** Start of Input **
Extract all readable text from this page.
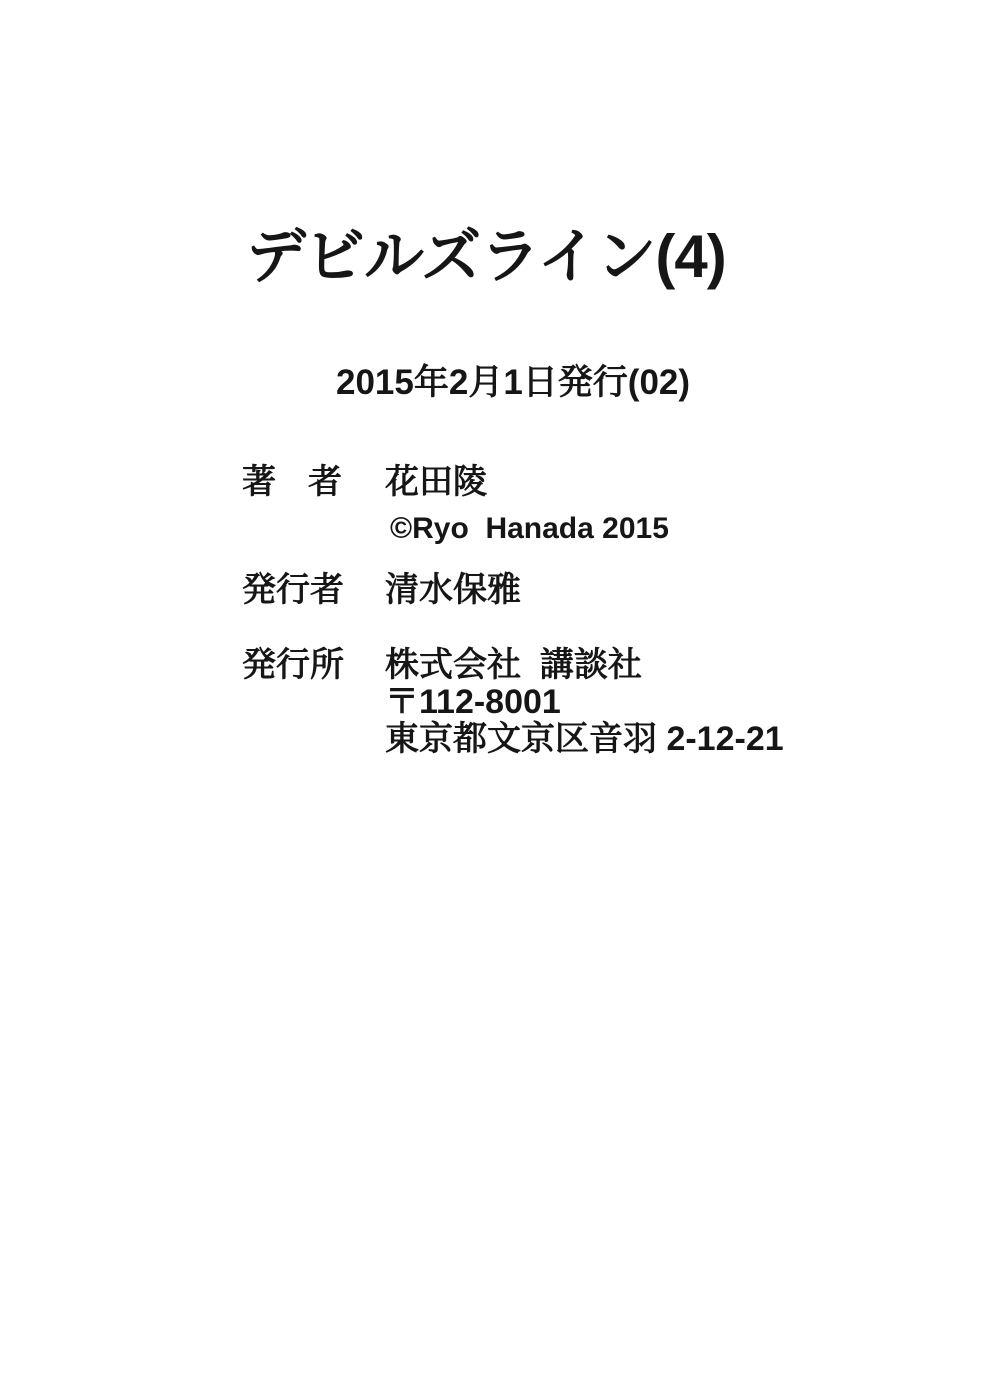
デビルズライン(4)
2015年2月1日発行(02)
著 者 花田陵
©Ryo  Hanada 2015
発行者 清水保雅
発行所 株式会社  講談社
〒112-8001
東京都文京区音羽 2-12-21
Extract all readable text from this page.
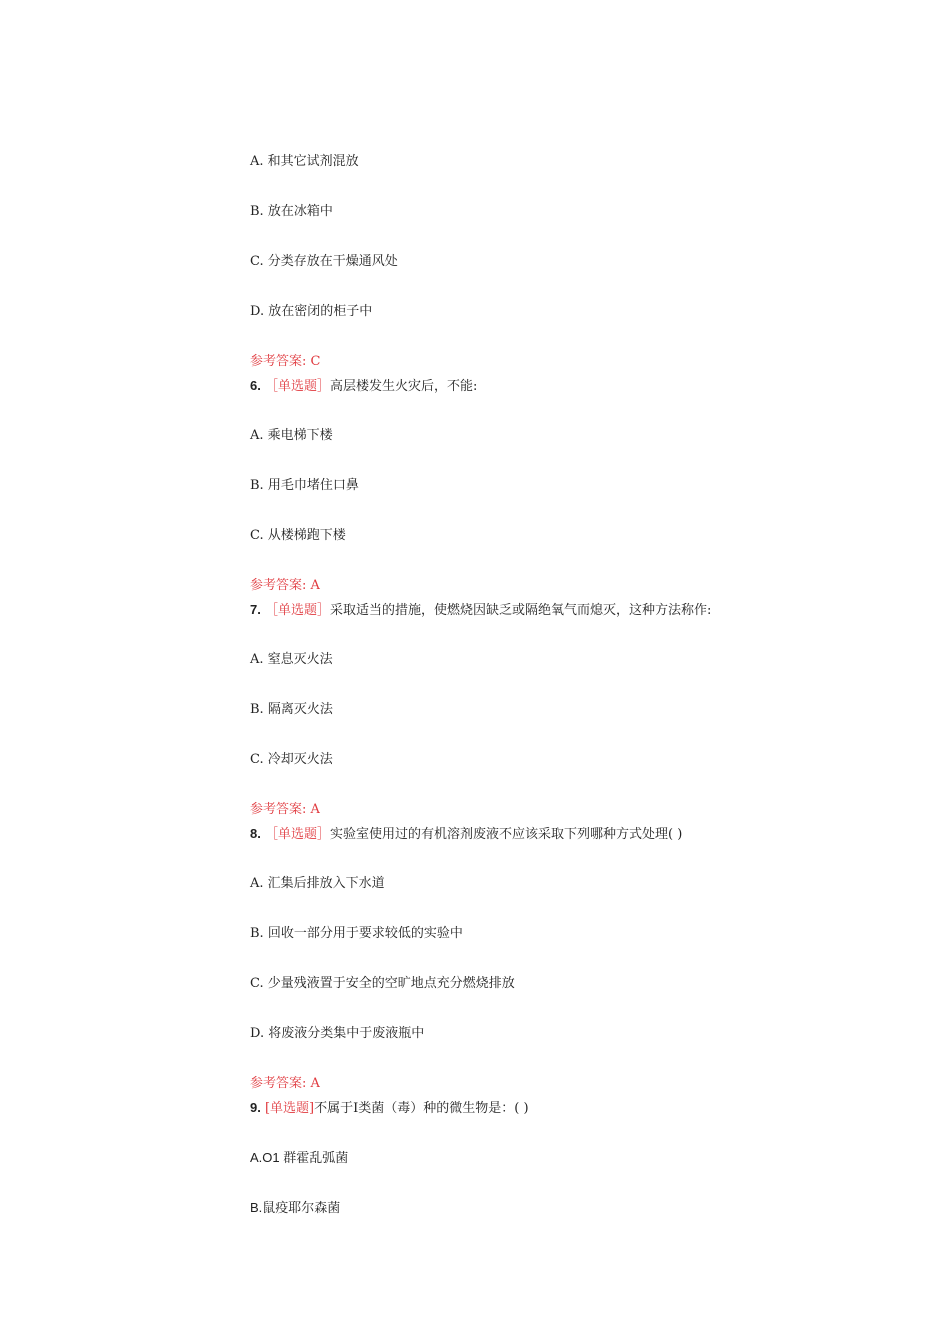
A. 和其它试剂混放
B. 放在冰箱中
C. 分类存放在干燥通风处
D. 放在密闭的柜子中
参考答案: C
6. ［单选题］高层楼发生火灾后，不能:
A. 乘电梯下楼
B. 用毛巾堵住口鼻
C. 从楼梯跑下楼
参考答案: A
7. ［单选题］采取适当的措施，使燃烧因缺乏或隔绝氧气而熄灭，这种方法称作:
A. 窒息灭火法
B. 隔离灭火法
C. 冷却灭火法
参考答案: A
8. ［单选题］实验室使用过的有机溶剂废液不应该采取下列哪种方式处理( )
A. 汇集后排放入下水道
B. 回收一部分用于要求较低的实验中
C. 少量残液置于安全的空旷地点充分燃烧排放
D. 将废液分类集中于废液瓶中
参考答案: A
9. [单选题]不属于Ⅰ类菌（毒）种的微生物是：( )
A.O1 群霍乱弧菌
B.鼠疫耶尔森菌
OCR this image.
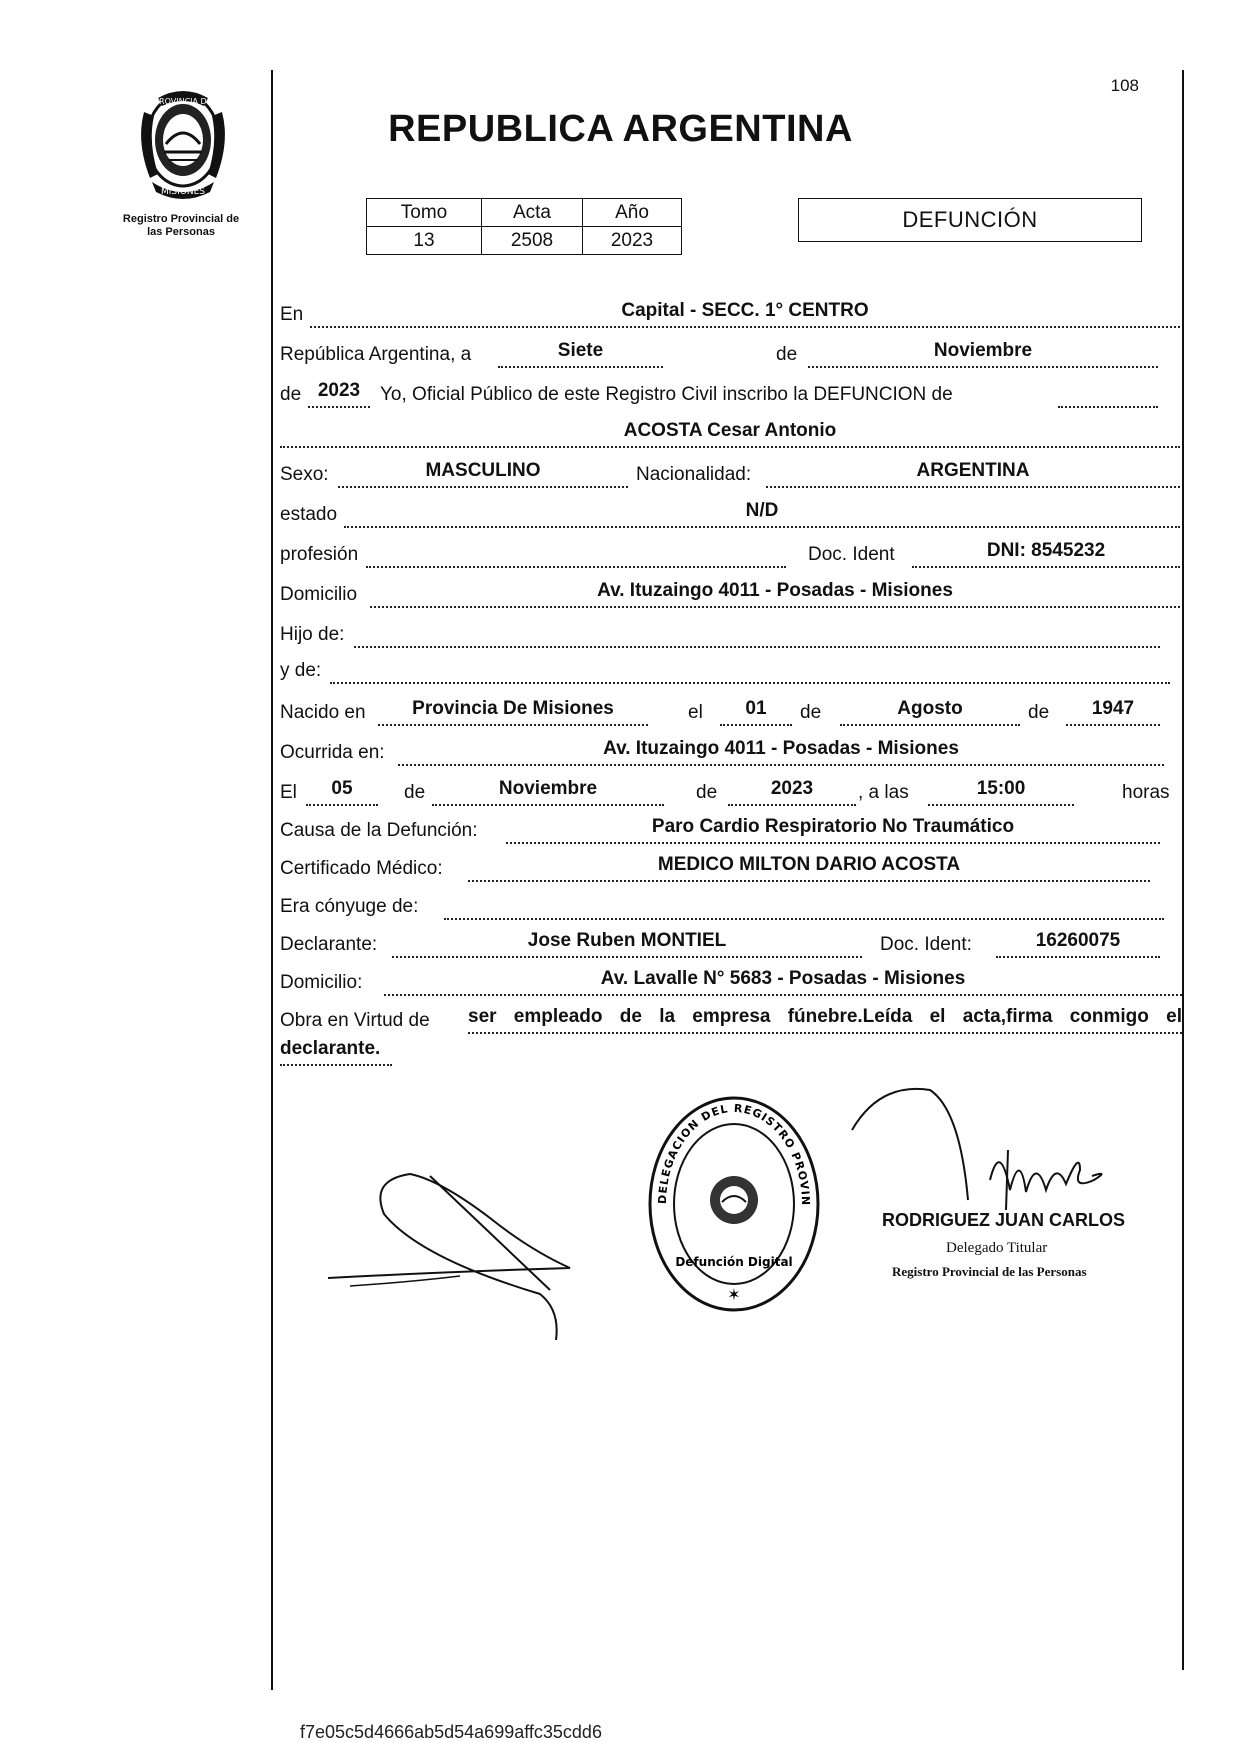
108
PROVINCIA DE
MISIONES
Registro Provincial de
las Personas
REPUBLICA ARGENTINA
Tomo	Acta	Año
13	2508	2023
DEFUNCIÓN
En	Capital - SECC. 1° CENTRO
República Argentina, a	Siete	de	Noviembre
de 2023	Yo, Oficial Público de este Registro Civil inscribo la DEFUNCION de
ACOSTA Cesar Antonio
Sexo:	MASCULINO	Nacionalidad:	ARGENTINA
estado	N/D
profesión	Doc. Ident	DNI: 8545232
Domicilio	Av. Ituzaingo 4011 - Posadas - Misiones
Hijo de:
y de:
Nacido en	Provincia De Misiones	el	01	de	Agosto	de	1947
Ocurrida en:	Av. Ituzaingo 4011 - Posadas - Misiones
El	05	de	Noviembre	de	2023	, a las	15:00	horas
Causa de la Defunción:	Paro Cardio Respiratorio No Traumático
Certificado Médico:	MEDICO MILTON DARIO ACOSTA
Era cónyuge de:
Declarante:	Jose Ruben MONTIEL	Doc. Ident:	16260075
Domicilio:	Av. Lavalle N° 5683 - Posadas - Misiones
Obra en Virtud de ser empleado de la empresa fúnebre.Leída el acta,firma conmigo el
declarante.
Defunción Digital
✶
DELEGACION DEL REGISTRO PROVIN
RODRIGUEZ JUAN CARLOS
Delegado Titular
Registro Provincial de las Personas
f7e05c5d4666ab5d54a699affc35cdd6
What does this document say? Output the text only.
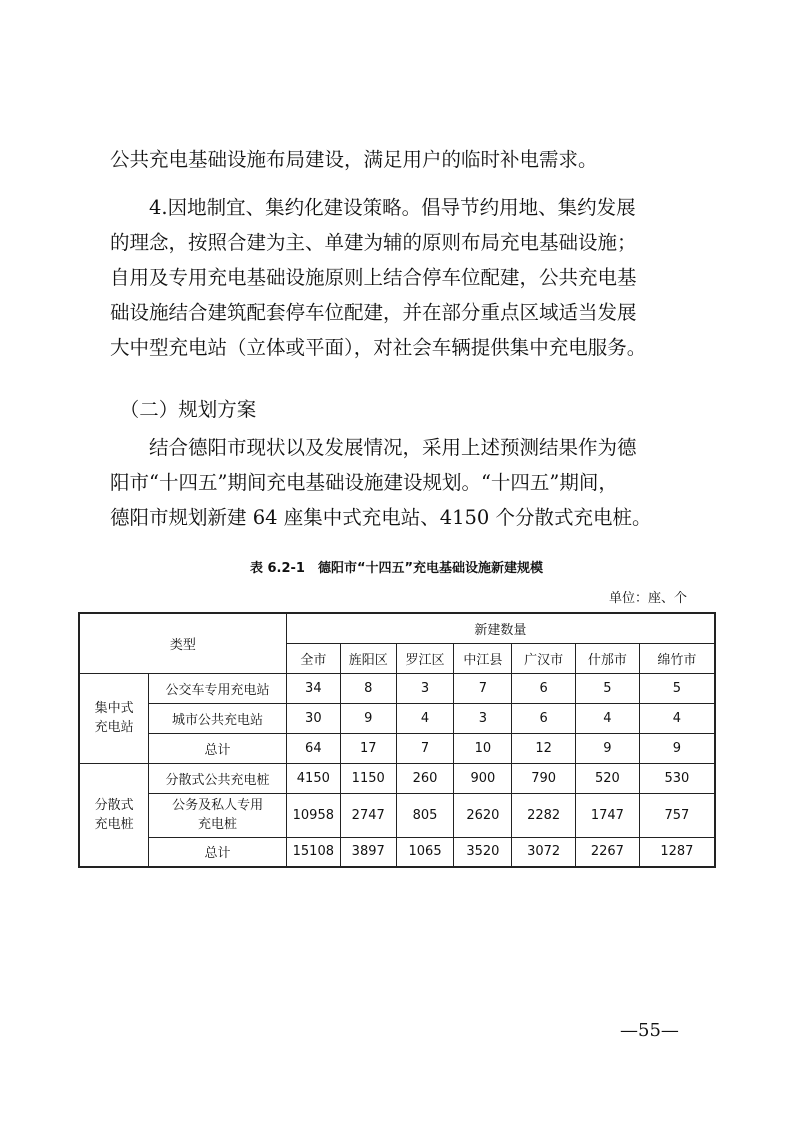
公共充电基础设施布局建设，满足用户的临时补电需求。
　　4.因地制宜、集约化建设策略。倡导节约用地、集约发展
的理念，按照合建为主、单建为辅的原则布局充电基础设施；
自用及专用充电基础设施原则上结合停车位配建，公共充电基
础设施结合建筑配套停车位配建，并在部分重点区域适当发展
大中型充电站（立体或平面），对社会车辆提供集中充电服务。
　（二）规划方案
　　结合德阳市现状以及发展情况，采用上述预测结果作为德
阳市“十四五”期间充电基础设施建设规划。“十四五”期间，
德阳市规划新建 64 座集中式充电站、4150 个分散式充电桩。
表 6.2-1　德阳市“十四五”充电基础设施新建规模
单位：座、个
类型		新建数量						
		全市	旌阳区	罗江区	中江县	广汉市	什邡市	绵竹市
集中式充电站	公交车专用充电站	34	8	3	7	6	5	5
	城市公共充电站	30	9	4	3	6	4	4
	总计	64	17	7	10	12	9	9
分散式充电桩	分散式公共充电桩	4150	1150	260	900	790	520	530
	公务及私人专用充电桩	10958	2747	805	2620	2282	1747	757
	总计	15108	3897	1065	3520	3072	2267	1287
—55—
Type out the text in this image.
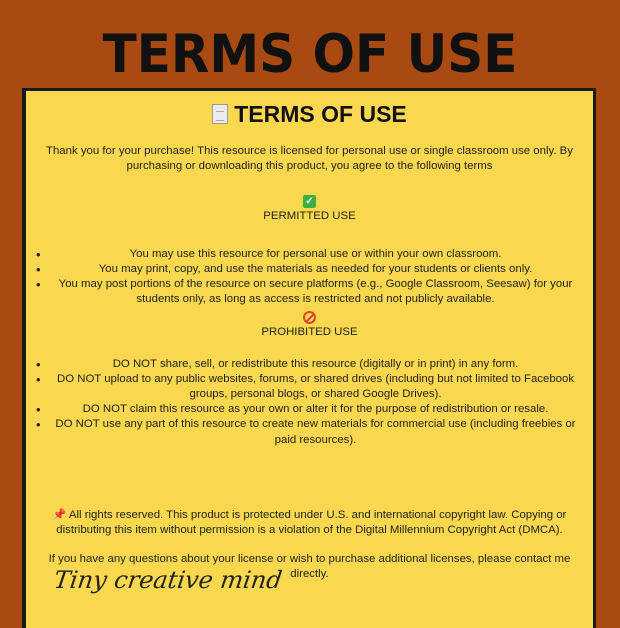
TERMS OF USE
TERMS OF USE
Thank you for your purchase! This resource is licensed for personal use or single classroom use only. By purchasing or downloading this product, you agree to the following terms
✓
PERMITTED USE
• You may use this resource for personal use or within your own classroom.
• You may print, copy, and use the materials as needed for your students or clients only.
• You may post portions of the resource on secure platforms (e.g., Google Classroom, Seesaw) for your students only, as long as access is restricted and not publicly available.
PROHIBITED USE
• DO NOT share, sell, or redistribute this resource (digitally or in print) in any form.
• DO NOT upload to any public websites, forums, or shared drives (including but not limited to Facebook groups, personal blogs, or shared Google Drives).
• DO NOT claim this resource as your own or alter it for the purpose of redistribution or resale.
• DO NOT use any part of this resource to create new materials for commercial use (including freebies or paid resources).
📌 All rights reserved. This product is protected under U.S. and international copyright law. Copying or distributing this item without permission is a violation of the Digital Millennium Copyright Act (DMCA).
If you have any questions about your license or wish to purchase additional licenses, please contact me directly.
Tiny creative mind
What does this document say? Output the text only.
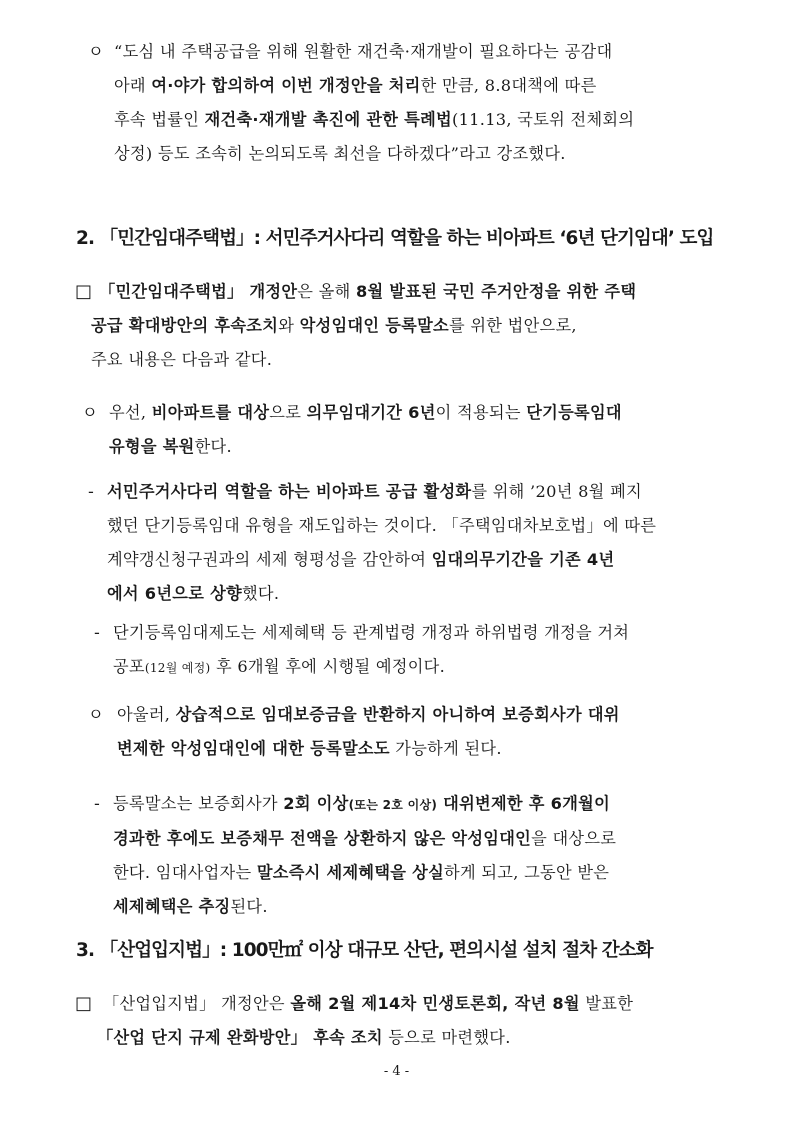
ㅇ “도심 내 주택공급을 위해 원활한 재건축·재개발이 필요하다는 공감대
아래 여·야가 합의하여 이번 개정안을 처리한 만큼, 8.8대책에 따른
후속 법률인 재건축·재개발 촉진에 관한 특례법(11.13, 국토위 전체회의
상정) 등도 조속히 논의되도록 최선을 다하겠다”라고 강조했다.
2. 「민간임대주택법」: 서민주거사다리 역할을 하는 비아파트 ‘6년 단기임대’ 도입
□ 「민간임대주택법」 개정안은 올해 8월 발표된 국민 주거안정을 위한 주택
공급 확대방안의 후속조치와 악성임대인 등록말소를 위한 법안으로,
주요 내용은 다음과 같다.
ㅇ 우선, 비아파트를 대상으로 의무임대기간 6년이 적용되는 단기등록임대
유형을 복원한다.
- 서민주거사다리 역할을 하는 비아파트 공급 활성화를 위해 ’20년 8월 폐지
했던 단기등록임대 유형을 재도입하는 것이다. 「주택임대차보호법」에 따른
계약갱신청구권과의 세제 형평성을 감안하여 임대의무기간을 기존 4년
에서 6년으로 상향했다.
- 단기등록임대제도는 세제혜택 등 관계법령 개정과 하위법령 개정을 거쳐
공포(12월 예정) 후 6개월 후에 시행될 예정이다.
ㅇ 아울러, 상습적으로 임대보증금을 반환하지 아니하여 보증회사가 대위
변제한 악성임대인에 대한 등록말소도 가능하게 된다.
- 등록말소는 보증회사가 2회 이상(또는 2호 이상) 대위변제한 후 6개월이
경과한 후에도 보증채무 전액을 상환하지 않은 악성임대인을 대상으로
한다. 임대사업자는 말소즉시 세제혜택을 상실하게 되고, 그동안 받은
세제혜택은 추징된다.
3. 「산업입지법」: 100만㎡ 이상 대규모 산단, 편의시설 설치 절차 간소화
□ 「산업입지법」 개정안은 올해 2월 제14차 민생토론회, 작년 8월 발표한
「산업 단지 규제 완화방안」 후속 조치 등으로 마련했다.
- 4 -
** End of Input **
Among the entries above, identify all lines with "대상으로" and copy them.

- _Task output_:
ㅇ 우선, 비아파트를 대상으로 의무임대기간 6년이 적용되는 단기등록임대
경과한 후에도 보증채무 전액을 상환하지 않은 악성임대인을 대상으로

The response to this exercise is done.